→ **What to produce**:
Each line of the data that includes the string "Руси" is to be copied out.
________
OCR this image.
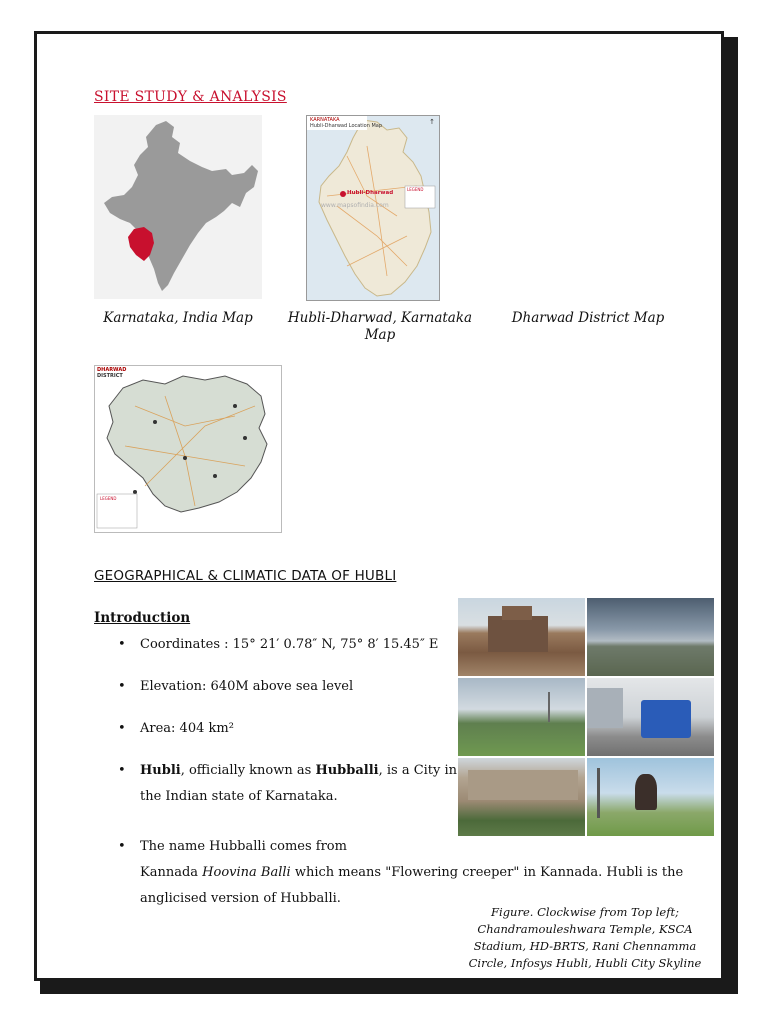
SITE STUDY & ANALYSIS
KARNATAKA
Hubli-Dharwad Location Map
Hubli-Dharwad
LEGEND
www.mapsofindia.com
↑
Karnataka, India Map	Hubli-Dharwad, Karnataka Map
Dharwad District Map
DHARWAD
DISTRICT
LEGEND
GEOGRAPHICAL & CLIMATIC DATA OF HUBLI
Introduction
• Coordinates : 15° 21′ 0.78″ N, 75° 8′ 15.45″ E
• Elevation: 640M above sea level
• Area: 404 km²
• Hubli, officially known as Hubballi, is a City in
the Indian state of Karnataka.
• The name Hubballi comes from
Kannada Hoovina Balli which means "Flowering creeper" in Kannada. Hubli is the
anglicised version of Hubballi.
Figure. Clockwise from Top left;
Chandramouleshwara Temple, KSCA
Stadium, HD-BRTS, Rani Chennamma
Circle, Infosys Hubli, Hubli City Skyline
________
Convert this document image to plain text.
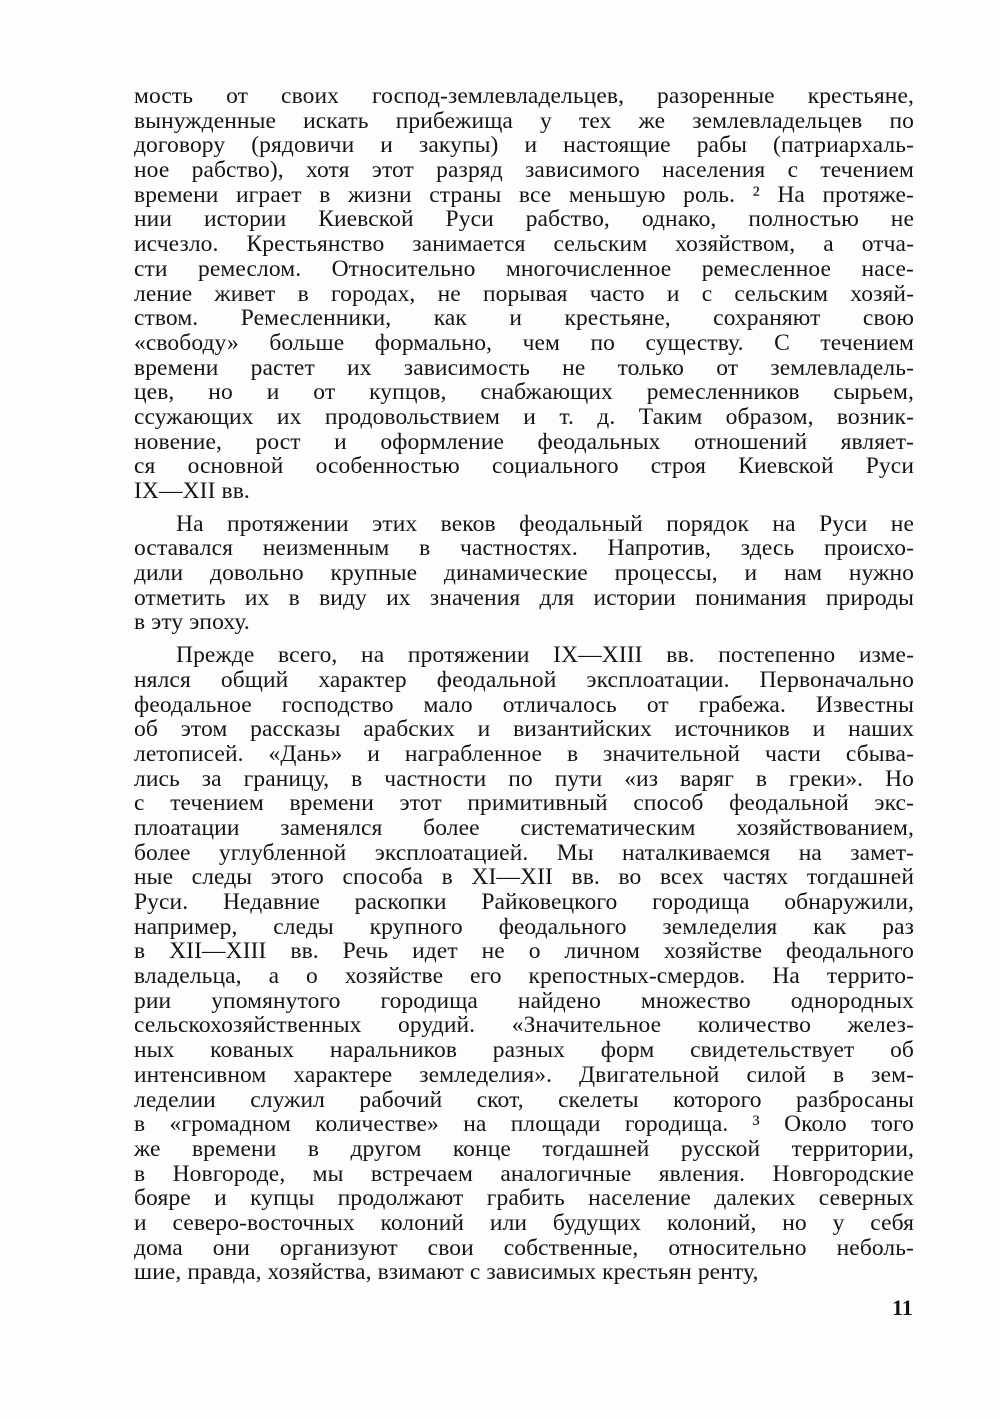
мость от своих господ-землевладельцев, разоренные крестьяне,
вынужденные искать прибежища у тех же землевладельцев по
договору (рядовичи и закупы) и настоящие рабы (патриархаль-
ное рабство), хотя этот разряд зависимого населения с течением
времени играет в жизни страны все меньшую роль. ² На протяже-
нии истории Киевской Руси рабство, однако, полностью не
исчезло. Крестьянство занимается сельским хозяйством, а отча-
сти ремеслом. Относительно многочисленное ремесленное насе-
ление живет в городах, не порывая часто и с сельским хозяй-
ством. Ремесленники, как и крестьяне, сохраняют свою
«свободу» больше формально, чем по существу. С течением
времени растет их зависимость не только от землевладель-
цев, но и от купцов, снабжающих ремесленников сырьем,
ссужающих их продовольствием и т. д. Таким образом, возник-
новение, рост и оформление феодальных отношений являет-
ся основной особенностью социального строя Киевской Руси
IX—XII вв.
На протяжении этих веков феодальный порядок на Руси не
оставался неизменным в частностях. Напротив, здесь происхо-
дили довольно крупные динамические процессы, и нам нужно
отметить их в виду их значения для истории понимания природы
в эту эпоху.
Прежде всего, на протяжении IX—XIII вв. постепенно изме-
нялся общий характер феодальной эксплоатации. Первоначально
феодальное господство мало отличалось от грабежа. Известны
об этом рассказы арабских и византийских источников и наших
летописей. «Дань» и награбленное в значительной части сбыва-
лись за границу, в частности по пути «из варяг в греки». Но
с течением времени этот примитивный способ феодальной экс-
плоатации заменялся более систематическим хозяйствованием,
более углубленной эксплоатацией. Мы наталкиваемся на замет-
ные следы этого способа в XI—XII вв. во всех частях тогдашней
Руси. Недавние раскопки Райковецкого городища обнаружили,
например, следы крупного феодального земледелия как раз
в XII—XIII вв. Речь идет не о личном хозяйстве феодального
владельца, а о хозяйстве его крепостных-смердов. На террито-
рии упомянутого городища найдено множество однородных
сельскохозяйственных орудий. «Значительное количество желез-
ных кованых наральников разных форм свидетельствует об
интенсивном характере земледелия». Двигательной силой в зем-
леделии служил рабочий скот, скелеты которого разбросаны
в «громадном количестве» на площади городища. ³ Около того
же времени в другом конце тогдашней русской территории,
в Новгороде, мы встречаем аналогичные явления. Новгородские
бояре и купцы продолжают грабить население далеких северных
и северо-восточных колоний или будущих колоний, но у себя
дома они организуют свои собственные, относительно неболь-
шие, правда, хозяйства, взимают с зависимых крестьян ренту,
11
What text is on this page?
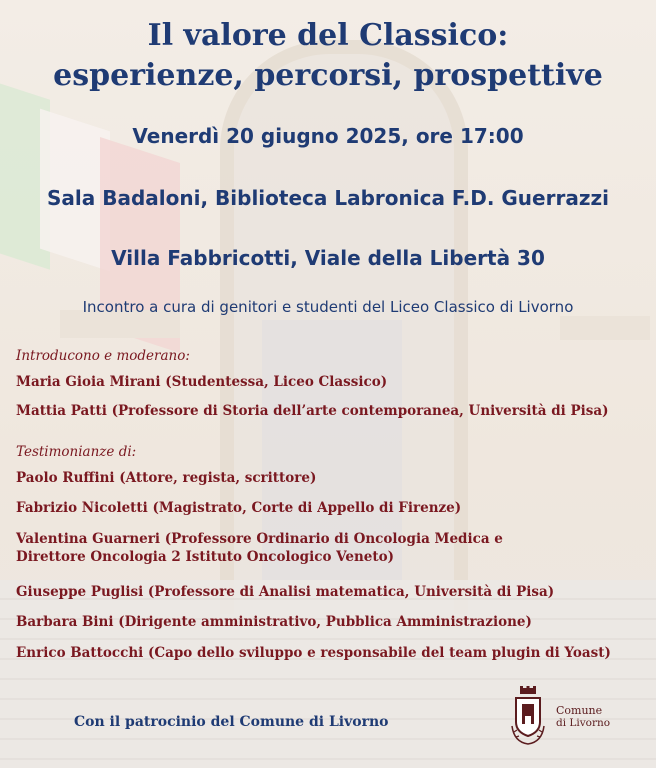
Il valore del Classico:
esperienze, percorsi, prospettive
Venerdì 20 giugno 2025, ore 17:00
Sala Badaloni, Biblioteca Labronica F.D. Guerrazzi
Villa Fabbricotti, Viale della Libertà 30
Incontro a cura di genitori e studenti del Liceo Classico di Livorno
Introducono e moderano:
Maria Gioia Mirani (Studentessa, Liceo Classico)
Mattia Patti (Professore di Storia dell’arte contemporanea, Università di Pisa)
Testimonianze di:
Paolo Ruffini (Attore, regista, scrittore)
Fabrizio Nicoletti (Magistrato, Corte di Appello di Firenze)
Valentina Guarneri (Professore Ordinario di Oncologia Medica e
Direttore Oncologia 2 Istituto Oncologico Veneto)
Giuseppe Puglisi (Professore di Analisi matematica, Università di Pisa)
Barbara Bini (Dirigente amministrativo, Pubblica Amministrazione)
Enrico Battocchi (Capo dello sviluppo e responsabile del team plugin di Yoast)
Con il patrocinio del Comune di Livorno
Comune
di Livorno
________
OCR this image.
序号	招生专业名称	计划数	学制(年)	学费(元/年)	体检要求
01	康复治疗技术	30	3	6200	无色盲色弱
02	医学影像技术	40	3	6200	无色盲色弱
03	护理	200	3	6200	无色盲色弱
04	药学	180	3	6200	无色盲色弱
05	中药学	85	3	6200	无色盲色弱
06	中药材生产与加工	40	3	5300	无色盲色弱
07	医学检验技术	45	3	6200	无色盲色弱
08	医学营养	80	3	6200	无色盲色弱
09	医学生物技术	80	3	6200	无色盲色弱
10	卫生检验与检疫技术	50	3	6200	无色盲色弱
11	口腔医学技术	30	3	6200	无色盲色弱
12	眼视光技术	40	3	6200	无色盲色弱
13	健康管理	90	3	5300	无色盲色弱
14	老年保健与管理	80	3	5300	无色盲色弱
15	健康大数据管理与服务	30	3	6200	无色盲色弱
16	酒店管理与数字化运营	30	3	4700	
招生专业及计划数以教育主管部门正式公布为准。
________
→ **Answer to this task**:
нии истории Киевской Руси рабство, однако, полностью не
ся основной особенностью социального строя Киевской Руси
На протяжении этих веков феодальный порядок на Руси не
Руси. Недавние раскопки Райковецкого городища обнаружили,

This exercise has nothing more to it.